Given task:
Report how many lines contain "szkoleniowe"; state the number and nothing else.

The input:

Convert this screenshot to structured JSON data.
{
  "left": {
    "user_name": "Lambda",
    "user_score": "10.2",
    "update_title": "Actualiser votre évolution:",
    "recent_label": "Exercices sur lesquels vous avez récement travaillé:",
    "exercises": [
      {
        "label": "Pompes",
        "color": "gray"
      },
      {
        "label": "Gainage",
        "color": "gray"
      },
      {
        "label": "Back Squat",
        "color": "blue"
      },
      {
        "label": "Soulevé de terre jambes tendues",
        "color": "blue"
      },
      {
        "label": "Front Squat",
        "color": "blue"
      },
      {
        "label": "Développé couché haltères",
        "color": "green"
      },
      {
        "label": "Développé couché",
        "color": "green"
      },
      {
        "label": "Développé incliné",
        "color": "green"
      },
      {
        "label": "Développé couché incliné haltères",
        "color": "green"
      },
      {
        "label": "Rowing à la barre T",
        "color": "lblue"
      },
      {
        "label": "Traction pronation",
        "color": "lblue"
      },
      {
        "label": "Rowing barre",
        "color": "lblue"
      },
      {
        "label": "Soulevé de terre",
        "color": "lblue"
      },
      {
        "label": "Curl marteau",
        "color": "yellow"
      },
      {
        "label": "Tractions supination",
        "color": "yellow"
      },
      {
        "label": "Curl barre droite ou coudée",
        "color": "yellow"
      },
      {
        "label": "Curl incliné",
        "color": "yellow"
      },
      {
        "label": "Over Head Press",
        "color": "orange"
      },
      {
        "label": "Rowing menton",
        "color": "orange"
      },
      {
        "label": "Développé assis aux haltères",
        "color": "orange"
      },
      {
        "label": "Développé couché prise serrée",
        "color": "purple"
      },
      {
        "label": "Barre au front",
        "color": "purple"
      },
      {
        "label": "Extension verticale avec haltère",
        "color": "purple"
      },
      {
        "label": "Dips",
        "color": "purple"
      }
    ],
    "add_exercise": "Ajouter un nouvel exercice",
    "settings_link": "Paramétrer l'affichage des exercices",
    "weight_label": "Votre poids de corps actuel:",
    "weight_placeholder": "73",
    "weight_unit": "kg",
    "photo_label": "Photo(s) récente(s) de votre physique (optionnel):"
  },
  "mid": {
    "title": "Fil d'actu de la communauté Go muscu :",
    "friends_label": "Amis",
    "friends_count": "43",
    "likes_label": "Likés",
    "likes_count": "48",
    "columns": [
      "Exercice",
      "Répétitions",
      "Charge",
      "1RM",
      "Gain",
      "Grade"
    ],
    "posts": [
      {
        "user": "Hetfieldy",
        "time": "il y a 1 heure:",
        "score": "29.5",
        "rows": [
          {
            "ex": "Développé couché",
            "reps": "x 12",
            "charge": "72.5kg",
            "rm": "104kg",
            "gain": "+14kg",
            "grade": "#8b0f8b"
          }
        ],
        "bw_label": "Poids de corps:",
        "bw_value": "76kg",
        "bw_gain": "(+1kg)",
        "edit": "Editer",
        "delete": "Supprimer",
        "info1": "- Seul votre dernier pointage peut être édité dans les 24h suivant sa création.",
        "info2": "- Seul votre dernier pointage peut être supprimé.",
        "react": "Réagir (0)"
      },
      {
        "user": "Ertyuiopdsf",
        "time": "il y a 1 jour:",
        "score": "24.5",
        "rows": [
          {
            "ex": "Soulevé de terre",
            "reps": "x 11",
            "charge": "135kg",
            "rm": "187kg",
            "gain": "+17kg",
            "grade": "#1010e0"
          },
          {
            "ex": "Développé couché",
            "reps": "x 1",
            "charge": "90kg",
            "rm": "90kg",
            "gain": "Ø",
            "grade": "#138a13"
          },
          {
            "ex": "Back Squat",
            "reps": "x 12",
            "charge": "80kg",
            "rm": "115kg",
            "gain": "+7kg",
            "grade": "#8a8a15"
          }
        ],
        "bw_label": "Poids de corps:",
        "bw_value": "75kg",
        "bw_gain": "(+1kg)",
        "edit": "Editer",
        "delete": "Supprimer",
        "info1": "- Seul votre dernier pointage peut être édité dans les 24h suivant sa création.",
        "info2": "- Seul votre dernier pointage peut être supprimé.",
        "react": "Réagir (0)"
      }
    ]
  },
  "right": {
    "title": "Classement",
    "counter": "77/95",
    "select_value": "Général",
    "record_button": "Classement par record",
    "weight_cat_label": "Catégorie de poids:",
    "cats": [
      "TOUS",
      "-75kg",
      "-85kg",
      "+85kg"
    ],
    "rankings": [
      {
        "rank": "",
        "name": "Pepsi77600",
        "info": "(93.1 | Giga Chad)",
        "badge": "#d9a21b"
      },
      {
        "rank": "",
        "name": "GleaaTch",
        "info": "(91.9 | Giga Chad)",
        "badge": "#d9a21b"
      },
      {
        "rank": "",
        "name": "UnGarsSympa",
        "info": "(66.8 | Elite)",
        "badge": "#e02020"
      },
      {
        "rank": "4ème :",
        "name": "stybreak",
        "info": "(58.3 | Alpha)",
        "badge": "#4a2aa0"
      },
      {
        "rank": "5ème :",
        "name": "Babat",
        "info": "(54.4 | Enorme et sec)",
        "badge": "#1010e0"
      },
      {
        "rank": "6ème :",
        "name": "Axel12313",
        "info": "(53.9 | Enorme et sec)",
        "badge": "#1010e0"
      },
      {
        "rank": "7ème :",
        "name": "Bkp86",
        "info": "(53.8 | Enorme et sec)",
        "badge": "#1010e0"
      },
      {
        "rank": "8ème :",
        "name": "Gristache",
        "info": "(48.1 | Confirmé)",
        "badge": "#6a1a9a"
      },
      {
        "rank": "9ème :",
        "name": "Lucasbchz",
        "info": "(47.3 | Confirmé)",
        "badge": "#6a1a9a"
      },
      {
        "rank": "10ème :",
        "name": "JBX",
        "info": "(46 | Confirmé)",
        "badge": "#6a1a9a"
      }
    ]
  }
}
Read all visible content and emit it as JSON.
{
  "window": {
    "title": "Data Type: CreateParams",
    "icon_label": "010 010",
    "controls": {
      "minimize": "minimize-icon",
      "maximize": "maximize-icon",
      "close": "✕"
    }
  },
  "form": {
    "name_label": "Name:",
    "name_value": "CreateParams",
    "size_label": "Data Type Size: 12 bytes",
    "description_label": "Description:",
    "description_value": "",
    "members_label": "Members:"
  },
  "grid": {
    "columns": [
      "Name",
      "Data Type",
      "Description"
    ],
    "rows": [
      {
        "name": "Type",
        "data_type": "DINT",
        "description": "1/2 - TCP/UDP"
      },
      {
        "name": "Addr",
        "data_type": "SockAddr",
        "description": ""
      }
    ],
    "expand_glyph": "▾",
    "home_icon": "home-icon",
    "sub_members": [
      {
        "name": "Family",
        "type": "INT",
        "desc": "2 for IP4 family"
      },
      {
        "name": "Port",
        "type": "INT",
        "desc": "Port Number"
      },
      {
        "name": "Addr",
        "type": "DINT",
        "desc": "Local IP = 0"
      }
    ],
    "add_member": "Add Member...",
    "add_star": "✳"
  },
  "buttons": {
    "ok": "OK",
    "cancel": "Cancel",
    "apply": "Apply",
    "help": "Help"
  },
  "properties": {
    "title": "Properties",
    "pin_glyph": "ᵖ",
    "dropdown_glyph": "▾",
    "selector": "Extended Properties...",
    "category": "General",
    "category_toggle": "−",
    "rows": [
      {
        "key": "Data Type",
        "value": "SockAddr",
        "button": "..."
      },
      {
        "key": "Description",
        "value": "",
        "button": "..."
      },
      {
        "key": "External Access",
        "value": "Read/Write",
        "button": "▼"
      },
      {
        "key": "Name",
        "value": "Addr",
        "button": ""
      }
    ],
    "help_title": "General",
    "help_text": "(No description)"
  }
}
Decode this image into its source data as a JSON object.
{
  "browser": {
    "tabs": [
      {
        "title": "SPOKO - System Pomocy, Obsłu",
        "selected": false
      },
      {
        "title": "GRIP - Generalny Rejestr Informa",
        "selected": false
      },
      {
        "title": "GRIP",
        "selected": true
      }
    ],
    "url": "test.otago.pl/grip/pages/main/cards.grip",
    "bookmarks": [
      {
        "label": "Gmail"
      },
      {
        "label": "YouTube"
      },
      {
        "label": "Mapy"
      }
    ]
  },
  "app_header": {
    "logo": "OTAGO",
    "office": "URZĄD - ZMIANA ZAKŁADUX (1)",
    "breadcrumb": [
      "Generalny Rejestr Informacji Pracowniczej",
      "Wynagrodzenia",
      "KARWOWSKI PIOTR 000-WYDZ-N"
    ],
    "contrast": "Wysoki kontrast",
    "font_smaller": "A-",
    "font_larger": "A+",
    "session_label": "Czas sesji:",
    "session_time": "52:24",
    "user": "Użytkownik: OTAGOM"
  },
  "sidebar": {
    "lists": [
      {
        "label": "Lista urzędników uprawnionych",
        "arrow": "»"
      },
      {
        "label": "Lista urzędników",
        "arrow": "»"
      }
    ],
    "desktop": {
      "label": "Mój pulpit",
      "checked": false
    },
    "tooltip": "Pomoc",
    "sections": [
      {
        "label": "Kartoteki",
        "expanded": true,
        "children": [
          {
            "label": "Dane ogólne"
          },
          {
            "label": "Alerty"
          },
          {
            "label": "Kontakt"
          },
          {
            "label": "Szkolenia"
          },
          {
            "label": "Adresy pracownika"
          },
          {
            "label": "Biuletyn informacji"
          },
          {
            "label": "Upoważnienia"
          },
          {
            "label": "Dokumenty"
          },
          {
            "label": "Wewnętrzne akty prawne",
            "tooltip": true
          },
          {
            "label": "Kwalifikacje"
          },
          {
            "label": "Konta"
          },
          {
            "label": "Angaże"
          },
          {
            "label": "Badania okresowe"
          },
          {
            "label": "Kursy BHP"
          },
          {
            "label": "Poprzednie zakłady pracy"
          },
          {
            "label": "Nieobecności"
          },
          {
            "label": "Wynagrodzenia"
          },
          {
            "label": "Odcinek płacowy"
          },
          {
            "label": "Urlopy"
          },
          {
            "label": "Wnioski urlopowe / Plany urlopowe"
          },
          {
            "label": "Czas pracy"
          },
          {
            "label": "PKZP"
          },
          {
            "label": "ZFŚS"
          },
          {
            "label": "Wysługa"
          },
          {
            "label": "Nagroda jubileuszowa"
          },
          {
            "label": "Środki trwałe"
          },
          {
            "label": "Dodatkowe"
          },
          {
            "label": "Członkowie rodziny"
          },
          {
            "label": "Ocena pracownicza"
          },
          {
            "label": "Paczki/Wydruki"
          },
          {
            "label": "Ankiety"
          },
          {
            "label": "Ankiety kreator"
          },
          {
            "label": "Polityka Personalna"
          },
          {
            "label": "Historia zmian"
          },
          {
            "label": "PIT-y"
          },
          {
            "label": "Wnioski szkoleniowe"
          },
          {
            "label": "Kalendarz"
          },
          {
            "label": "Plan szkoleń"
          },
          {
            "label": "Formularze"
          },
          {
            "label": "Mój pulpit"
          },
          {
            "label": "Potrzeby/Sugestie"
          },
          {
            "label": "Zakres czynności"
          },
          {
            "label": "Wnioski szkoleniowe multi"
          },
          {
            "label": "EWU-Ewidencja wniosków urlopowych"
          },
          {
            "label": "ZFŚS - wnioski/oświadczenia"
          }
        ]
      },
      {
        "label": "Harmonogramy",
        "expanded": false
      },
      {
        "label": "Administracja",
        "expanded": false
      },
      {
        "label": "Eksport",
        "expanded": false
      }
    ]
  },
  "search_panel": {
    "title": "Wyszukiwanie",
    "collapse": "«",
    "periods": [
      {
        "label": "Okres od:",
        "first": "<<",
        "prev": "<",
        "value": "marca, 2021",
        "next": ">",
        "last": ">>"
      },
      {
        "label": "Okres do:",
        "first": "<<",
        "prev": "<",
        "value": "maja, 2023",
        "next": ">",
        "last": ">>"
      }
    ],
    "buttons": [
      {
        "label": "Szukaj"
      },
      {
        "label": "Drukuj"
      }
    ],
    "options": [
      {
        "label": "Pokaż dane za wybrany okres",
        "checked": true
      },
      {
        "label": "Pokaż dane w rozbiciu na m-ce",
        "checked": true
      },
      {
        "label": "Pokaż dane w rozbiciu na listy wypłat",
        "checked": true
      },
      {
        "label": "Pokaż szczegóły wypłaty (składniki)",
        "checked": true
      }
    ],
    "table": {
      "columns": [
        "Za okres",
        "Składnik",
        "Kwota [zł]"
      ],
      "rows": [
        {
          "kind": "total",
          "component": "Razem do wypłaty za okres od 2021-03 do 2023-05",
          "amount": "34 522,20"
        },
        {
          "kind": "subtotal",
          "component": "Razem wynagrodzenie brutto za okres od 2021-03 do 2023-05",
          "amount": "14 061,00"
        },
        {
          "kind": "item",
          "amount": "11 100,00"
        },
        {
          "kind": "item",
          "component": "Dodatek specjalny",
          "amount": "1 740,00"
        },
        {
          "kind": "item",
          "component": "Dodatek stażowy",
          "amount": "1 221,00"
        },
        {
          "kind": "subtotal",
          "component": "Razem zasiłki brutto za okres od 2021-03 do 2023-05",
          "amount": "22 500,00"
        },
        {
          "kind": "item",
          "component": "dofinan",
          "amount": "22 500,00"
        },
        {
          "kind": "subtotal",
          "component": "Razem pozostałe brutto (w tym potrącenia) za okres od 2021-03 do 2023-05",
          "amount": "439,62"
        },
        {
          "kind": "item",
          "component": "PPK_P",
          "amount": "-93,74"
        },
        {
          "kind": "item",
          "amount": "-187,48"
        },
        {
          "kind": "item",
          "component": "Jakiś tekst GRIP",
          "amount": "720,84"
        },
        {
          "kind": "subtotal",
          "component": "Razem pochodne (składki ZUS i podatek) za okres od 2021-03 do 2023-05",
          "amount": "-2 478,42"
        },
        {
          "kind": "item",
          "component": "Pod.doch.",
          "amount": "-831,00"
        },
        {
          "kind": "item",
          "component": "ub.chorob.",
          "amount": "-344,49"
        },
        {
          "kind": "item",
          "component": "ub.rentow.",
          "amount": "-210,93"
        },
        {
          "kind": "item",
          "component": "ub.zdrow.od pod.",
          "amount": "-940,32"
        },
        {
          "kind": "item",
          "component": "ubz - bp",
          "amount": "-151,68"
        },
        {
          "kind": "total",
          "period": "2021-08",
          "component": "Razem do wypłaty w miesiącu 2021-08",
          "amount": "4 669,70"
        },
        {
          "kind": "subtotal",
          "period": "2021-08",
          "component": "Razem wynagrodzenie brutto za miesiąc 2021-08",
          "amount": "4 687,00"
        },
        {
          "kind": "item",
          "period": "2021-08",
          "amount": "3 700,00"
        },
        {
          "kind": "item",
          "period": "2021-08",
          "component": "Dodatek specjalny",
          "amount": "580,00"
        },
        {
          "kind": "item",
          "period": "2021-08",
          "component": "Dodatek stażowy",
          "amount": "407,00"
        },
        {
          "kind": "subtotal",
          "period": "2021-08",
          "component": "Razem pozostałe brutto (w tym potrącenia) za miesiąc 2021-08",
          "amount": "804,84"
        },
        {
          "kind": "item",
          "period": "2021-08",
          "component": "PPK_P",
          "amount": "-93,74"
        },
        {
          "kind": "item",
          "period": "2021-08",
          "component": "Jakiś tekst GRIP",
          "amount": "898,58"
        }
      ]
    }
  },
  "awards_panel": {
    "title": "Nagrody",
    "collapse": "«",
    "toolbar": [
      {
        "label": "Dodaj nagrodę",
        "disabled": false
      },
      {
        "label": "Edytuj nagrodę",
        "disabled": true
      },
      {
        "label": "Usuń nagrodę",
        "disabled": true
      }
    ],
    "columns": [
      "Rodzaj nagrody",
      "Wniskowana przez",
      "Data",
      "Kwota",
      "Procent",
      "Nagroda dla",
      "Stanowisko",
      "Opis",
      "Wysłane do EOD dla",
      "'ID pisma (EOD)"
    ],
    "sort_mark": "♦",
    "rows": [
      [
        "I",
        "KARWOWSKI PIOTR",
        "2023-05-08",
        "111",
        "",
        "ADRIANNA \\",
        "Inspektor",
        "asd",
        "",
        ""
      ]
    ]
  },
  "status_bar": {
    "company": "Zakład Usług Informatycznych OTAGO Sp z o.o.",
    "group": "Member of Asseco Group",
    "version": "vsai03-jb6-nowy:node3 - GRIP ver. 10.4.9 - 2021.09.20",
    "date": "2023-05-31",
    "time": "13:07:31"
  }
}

Answer to the task:
2